- **Given instruction**:
Copy the stretch of items below from the line containing "Where is each" through the line containing "tree-icon: [412, 6, 436, 40]", changing every "leader-name" to "captain-name" and leaving everything else unchanged. Omit the pictures from your answer.

--- start of Working data ---

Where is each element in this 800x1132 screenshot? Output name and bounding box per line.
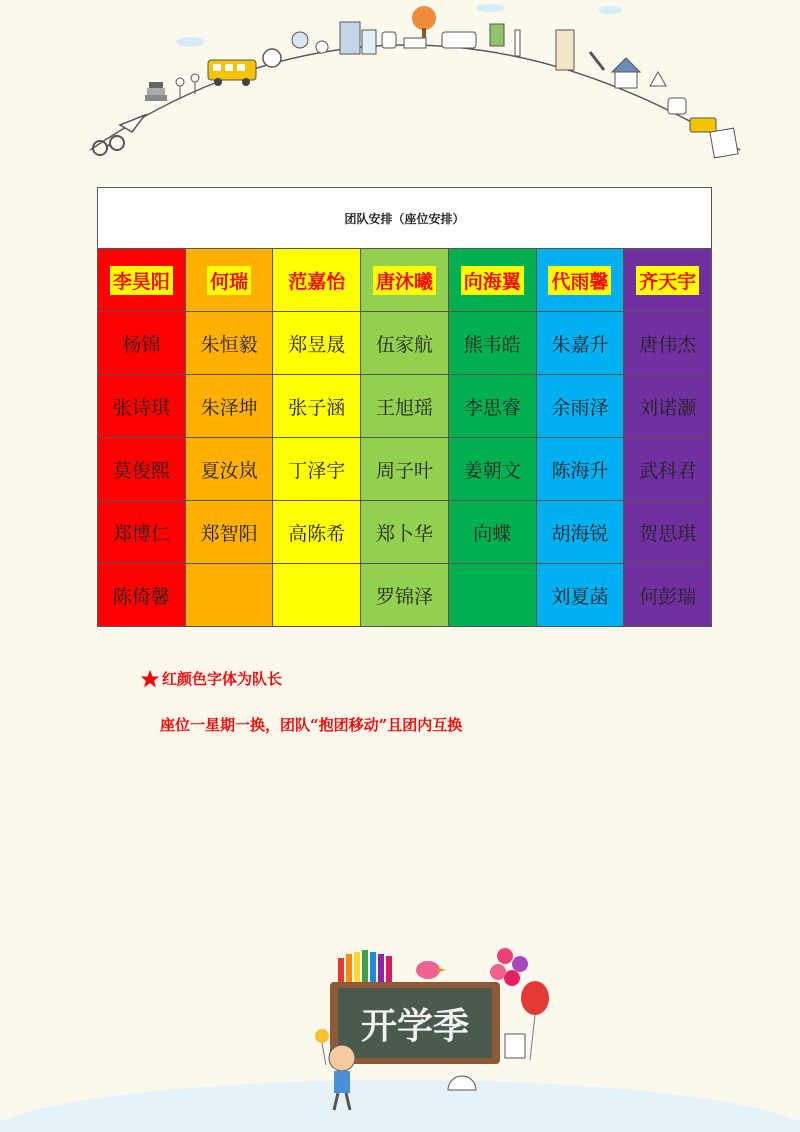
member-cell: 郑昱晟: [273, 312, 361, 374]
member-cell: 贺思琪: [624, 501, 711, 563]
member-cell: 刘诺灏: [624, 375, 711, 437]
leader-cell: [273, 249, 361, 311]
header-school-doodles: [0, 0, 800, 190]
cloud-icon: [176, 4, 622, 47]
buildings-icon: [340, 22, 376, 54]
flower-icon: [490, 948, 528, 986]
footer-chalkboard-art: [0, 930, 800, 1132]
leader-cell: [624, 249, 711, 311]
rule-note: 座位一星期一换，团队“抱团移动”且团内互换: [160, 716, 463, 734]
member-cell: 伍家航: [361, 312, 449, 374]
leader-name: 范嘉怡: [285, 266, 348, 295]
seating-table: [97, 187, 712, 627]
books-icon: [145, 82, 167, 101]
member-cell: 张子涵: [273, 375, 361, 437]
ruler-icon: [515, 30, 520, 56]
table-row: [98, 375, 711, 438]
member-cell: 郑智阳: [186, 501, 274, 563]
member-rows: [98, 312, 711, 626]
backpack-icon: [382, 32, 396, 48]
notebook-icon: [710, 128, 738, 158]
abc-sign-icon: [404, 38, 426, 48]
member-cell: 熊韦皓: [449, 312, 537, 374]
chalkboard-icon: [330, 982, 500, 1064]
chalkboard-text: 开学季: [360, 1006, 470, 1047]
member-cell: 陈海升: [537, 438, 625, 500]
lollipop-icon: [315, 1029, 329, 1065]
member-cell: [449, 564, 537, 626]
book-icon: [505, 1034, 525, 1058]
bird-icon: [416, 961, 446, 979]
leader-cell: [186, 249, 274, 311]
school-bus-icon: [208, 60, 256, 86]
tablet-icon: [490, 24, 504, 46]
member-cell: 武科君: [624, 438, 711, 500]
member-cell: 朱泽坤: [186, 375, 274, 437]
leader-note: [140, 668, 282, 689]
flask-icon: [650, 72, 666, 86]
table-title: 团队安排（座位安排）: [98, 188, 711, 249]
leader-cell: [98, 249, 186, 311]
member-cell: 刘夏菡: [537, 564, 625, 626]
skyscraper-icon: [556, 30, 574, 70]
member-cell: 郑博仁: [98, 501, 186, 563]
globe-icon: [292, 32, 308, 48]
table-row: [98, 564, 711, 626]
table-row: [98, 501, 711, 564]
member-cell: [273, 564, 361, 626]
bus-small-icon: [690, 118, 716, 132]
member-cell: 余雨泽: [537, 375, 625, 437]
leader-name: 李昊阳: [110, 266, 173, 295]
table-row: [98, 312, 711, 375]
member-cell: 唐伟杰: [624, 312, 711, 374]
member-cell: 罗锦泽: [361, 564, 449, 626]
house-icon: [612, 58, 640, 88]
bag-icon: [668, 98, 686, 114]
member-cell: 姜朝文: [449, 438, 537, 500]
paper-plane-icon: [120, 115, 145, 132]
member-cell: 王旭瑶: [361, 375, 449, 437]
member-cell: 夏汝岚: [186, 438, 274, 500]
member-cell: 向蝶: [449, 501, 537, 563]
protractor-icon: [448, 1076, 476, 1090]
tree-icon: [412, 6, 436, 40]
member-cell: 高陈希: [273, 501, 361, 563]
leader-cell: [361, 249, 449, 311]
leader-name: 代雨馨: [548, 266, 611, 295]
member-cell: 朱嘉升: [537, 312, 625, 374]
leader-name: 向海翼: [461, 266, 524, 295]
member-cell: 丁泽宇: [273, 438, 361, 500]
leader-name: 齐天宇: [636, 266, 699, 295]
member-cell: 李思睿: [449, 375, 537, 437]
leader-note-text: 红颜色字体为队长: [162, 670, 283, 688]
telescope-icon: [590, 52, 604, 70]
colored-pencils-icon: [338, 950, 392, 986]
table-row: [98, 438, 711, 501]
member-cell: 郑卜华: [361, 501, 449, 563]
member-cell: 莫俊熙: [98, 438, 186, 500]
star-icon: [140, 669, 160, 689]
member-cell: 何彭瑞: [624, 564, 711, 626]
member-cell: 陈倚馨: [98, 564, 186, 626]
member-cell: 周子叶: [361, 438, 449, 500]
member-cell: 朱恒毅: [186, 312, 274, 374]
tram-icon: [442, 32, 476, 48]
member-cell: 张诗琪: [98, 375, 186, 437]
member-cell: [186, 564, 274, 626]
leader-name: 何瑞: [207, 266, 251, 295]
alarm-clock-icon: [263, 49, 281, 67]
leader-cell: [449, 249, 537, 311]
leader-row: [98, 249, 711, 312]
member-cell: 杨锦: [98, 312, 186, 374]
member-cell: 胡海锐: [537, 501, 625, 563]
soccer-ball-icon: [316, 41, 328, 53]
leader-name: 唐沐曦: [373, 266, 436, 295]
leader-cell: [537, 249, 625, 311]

--- end of Working data ---
--- start of Working data ---

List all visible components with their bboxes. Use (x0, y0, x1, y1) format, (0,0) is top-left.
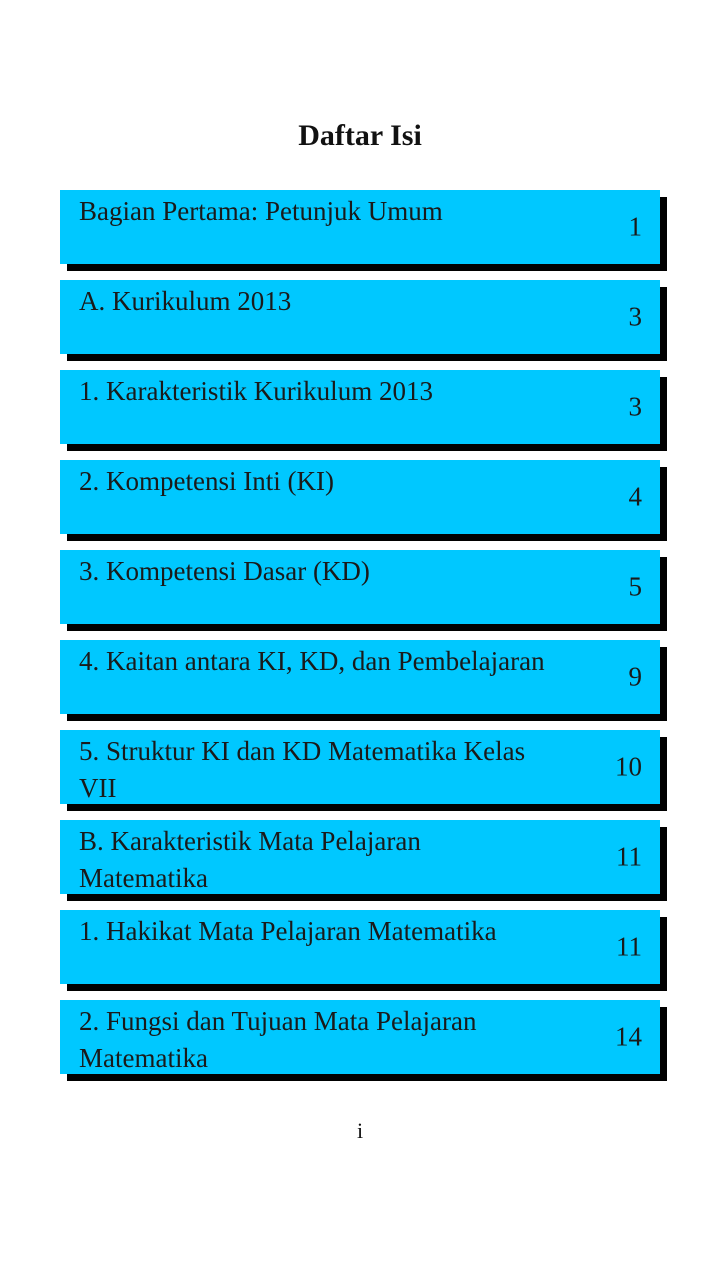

--- end of Working data ---

- **Task solution**:
Where is each element in this 800x1132 screenshot? Output name and bounding box per line.
member-cell: 郑昱晟: [273, 312, 361, 374]
member-cell: 贺思琪: [624, 501, 711, 563]
member-cell: 刘诺灏: [624, 375, 711, 437]
leader-cell: [273, 249, 361, 311]
header-school-doodles: [0, 0, 800, 190]
cloud-icon: [176, 4, 622, 47]
buildings-icon: [340, 22, 376, 54]
flower-icon: [490, 948, 528, 986]
footer-chalkboard-art: [0, 930, 800, 1132]
leader-cell: [624, 249, 711, 311]
rule-note: 座位一星期一换，团队“抱团移动”且团内互换: [160, 716, 463, 734]
member-cell: 伍家航: [361, 312, 449, 374]
captain-name: 范嘉怡: [285, 266, 348, 295]
seating-table: [97, 187, 712, 627]
books-icon: [145, 82, 167, 101]
member-cell: 张子涵: [273, 375, 361, 437]
ruler-icon: [515, 30, 520, 56]
table-row: [98, 375, 711, 438]
member-cell: 郑智阳: [186, 501, 274, 563]
member-rows: [98, 312, 711, 626]
backpack-icon: [382, 32, 396, 48]
notebook-icon: [710, 128, 738, 158]
abc-sign-icon: [404, 38, 426, 48]
member-cell: 熊韦皓: [449, 312, 537, 374]
chalkboard-icon: [330, 982, 500, 1064]
chalkboard-text: 开学季: [360, 1006, 470, 1047]
member-cell: 陈海升: [537, 438, 625, 500]
lollipop-icon: [315, 1029, 329, 1065]
member-cell: [449, 564, 537, 626]
book-icon: [505, 1034, 525, 1058]
bird-icon: [416, 961, 446, 979]
leader-cell: [186, 249, 274, 311]
school-bus-icon: [208, 60, 256, 86]
tablet-icon: [490, 24, 504, 46]
member-cell: 武科君: [624, 438, 711, 500]
member-cell: 朱泽坤: [186, 375, 274, 437]
leader-note: [140, 668, 282, 689]
flask-icon: [650, 72, 666, 86]
table-title: 团队安排（座位安排）: [98, 188, 711, 249]
leader-cell: [98, 249, 186, 311]
member-cell: 刘夏菡: [537, 564, 625, 626]
skyscraper-icon: [556, 30, 574, 70]
member-cell: 郑博仁: [98, 501, 186, 563]
globe-icon: [292, 32, 308, 48]
table-row: [98, 564, 711, 626]
table-row: [98, 501, 711, 564]
member-cell: [273, 564, 361, 626]
bus-small-icon: [690, 118, 716, 132]
member-cell: 余雨泽: [537, 375, 625, 437]
captain-name: 李昊阳: [110, 266, 173, 295]
table-row: [98, 312, 711, 375]
member-cell: 唐伟杰: [624, 312, 711, 374]
member-cell: 罗锦泽: [361, 564, 449, 626]
house-icon: [612, 58, 640, 88]
bag-icon: [668, 98, 686, 114]
member-cell: 姜朝文: [449, 438, 537, 500]
paper-plane-icon: [120, 115, 145, 132]
member-cell: 王旭瑶: [361, 375, 449, 437]
member-cell: 夏汝岚: [186, 438, 274, 500]
member-cell: 向蝶: [449, 501, 537, 563]
protractor-icon: [448, 1076, 476, 1090]
tree-icon: [412, 6, 436, 40]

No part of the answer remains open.